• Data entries

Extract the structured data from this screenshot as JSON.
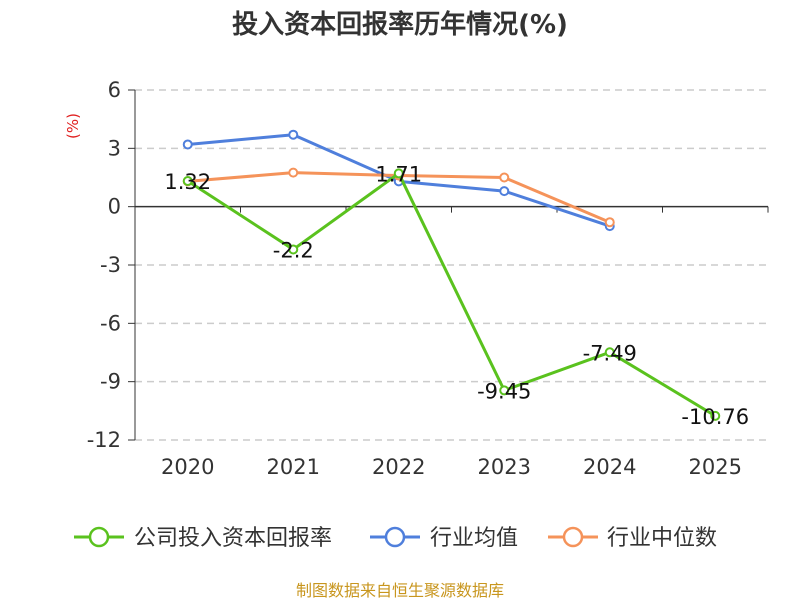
{
  "chart_data": {
    "type": "line",
    "title": "投入资本回报率历年情况(%)",
    "ylabel": "(%)",
    "xlabel": "",
    "categories": [
      "2020",
      "2021",
      "2022",
      "2023",
      "2024",
      "2025"
    ],
    "ylim": [
      -12,
      6
    ],
    "yticks": [
      6,
      3,
      0,
      -3,
      -6,
      -9,
      -12
    ],
    "grid": true,
    "legend_position": "bottom",
    "series": [
      {
        "name": "公司投入资本回报率",
        "color": "#5ac21e",
        "values": [
          1.32,
          -2.2,
          1.71,
          -9.45,
          -7.49,
          -10.76
        ],
        "labels": [
          "1.32",
          "-2.2",
          "1.71",
          "-9.45",
          "-7.49",
          "-10.76"
        ]
      },
      {
        "name": "行业均值",
        "color": "#4f7fdc",
        "values": [
          3.2,
          3.7,
          1.3,
          0.8,
          -1.0,
          null
        ]
      },
      {
        "name": "行业中位数",
        "color": "#f5935a",
        "values": [
          1.3,
          1.75,
          1.6,
          1.5,
          -0.8,
          null
        ]
      }
    ]
  },
  "source_note": "制图数据来自恒生聚源数据库"
}
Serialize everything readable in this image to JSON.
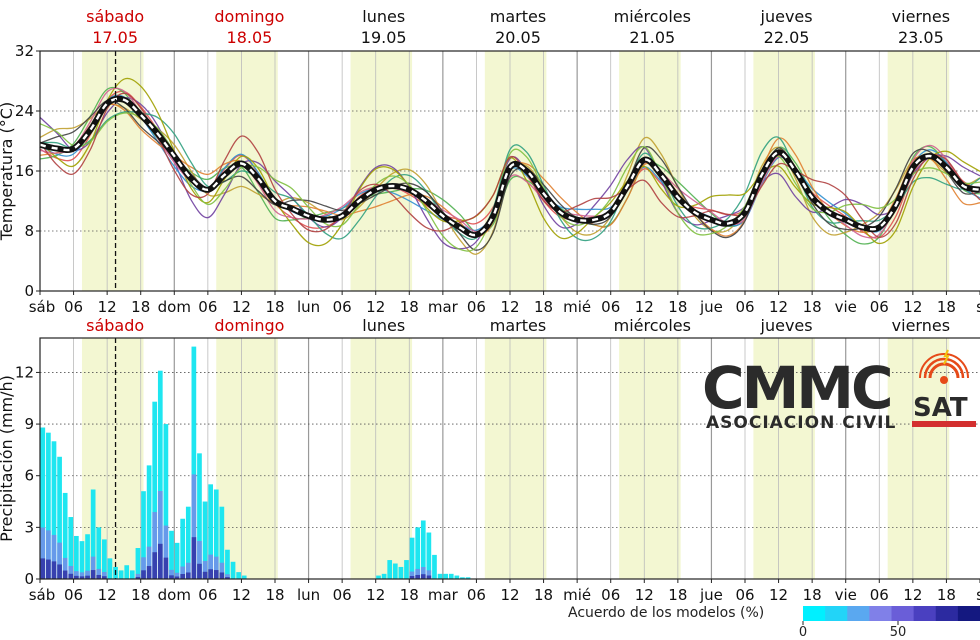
{
  "chart_data": [
    {
      "type": "line",
      "ylabel": "Temperatura (°C)",
      "yticks": [
        "0",
        "8",
        "16",
        "24",
        "32"
      ],
      "ylim": [
        0,
        32
      ],
      "grid": true,
      "day_headers": [
        {
          "day": "sábado",
          "date": "17.05",
          "color": "#cc0000"
        },
        {
          "day": "domingo",
          "date": "18.05",
          "color": "#cc0000"
        },
        {
          "day": "lunes",
          "date": "19.05",
          "color": "#111111"
        },
        {
          "day": "martes",
          "date": "20.05",
          "color": "#111111"
        },
        {
          "day": "miércoles",
          "date": "21.05",
          "color": "#111111"
        },
        {
          "day": "jueves",
          "date": "22.05",
          "color": "#111111"
        },
        {
          "day": "viernes",
          "date": "23.05",
          "color": "#111111"
        }
      ],
      "x_ticks": [
        "sáb",
        "06",
        "12",
        "18",
        "dom",
        "06",
        "12",
        "18",
        "lun",
        "06",
        "12",
        "18",
        "mar",
        "06",
        "12",
        "18",
        "mié",
        "06",
        "12",
        "18",
        "jue",
        "06",
        "12",
        "18",
        "vie",
        "06",
        "12",
        "18",
        "s"
      ],
      "x_hours_from_first_midnight": [
        0,
        6,
        12,
        18,
        24,
        30,
        36,
        42,
        48,
        54,
        60,
        66,
        72,
        78,
        84,
        90,
        96,
        102,
        108,
        114,
        120,
        126,
        132,
        138,
        144,
        150,
        156,
        162,
        168
      ],
      "mean_series": {
        "hours": [
          0,
          3,
          6,
          9,
          12,
          15,
          18,
          21,
          24,
          27,
          30,
          33,
          36,
          39,
          42,
          45,
          48,
          51,
          54,
          57,
          60,
          63,
          66,
          69,
          72,
          75,
          78,
          81,
          84,
          87,
          90,
          93,
          96,
          99,
          102,
          105,
          108,
          111,
          114,
          117,
          120,
          123,
          126,
          129,
          132,
          135,
          138,
          141,
          144,
          147,
          150,
          153,
          156,
          159,
          162,
          165,
          168
        ],
        "values": [
          19.5,
          19,
          19,
          21.5,
          25,
          25.5,
          23.5,
          21,
          18,
          15,
          13.5,
          15.5,
          17,
          15,
          12,
          11,
          10,
          9.5,
          10,
          12,
          13.5,
          14,
          13.5,
          12,
          10,
          8.5,
          7.5,
          10,
          16.5,
          16,
          13,
          10.5,
          9.5,
          9.5,
          10.5,
          14,
          17.5,
          15.5,
          12.5,
          10.5,
          9.5,
          9,
          10.5,
          15.5,
          18.5,
          16,
          12.5,
          10.5,
          9.5,
          8.5,
          8.5,
          11.5,
          16.5,
          18,
          16.5,
          14,
          13.5
        ]
      },
      "vertical_marker_hour": 13.5
    },
    {
      "type": "bar",
      "ylabel": "Precipitación (mm/h)",
      "yticks": [
        "0",
        "3",
        "6",
        "9",
        "12"
      ],
      "ylim": [
        0,
        14
      ],
      "grid": true,
      "day_labels": [
        {
          "day": "sábado",
          "color": "#cc0000"
        },
        {
          "day": "domingo",
          "color": "#cc0000"
        },
        {
          "day": "lunes",
          "color": "#111111"
        },
        {
          "day": "martes",
          "color": "#111111"
        },
        {
          "day": "miércoles",
          "color": "#111111"
        },
        {
          "day": "jueves",
          "color": "#111111"
        },
        {
          "day": "viernes",
          "color": "#111111"
        }
      ],
      "bars": [
        {
          "hour": 0.5,
          "value": 8.8
        },
        {
          "hour": 1.5,
          "value": 8.5
        },
        {
          "hour": 2.5,
          "value": 8.0
        },
        {
          "hour": 3.5,
          "value": 7.1
        },
        {
          "hour": 4.5,
          "value": 5.0
        },
        {
          "hour": 5.5,
          "value": 3.6
        },
        {
          "hour": 6.5,
          "value": 2.5
        },
        {
          "hour": 7.5,
          "value": 2.2
        },
        {
          "hour": 8.5,
          "value": 2.6
        },
        {
          "hour": 9.5,
          "value": 5.2
        },
        {
          "hour": 10.5,
          "value": 3.0
        },
        {
          "hour": 11.5,
          "value": 2.3
        },
        {
          "hour": 12.5,
          "value": 1.2
        },
        {
          "hour": 13.5,
          "value": 0.7
        },
        {
          "hour": 14.5,
          "value": 0.5
        },
        {
          "hour": 15.5,
          "value": 0.8
        },
        {
          "hour": 16.5,
          "value": 0.5
        },
        {
          "hour": 17.5,
          "value": 1.8
        },
        {
          "hour": 18.5,
          "value": 5.1
        },
        {
          "hour": 19.5,
          "value": 6.6
        },
        {
          "hour": 20.5,
          "value": 10.3
        },
        {
          "hour": 21.5,
          "value": 12.1
        },
        {
          "hour": 22.5,
          "value": 9.0
        },
        {
          "hour": 23.5,
          "value": 2.8
        },
        {
          "hour": 24.5,
          "value": 2.1
        },
        {
          "hour": 25.5,
          "value": 3.5
        },
        {
          "hour": 26.5,
          "value": 4.2
        },
        {
          "hour": 27.5,
          "value": 13.5
        },
        {
          "hour": 28.5,
          "value": 7.3
        },
        {
          "hour": 29.5,
          "value": 4.5
        },
        {
          "hour": 30.5,
          "value": 5.5
        },
        {
          "hour": 31.5,
          "value": 5.2
        },
        {
          "hour": 32.5,
          "value": 4.2
        },
        {
          "hour": 33.5,
          "value": 1.7
        },
        {
          "hour": 34.5,
          "value": 1.0
        },
        {
          "hour": 35.5,
          "value": 0.4
        },
        {
          "hour": 36.5,
          "value": 0.2
        },
        {
          "hour": 60.5,
          "value": 0.2
        },
        {
          "hour": 61.5,
          "value": 0.3
        },
        {
          "hour": 62.5,
          "value": 1.1
        },
        {
          "hour": 63.5,
          "value": 0.9
        },
        {
          "hour": 64.5,
          "value": 0.7
        },
        {
          "hour": 65.5,
          "value": 1.1
        },
        {
          "hour": 66.5,
          "value": 2.4
        },
        {
          "hour": 67.5,
          "value": 3.0
        },
        {
          "hour": 68.5,
          "value": 3.4
        },
        {
          "hour": 69.5,
          "value": 2.7
        },
        {
          "hour": 70.5,
          "value": 1.4
        },
        {
          "hour": 71.5,
          "value": 0.3
        },
        {
          "hour": 72.5,
          "value": 0.3
        },
        {
          "hour": 73.5,
          "value": 0.3
        },
        {
          "hour": 74.5,
          "value": 0.2
        },
        {
          "hour": 75.5,
          "value": 0.1
        },
        {
          "hour": 76.5,
          "value": 0.1
        }
      ],
      "legend": {
        "title": "Acuerdo de los modelos (%)",
        "ticks": [
          "0",
          "50"
        ],
        "colors": [
          "#00f0ff",
          "#22d4f8",
          "#5aa8f0",
          "#8080e8",
          "#6a5ed8",
          "#4a40c0",
          "#2c2aa0",
          "#141880"
        ]
      }
    }
  ],
  "logo": {
    "title": "CMMC",
    "subtitle": "ASOCIACION CIVIL",
    "badge": "SAT"
  },
  "colors": {
    "weekend_red": "#cc0000",
    "band": "#f3f7d2",
    "mean_line": "#111111",
    "precip_bar": "#1ee6f0"
  }
}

• INSTRUCTIONS TO FOLLOW
Return every line holding the word "ylabel" from the records.

• SOLVED PROBLEM
    "ylabel": "(%)",
      "ylabel": "Temperatura (°C)",
      "ylabel": "Precipitación (mm/h)",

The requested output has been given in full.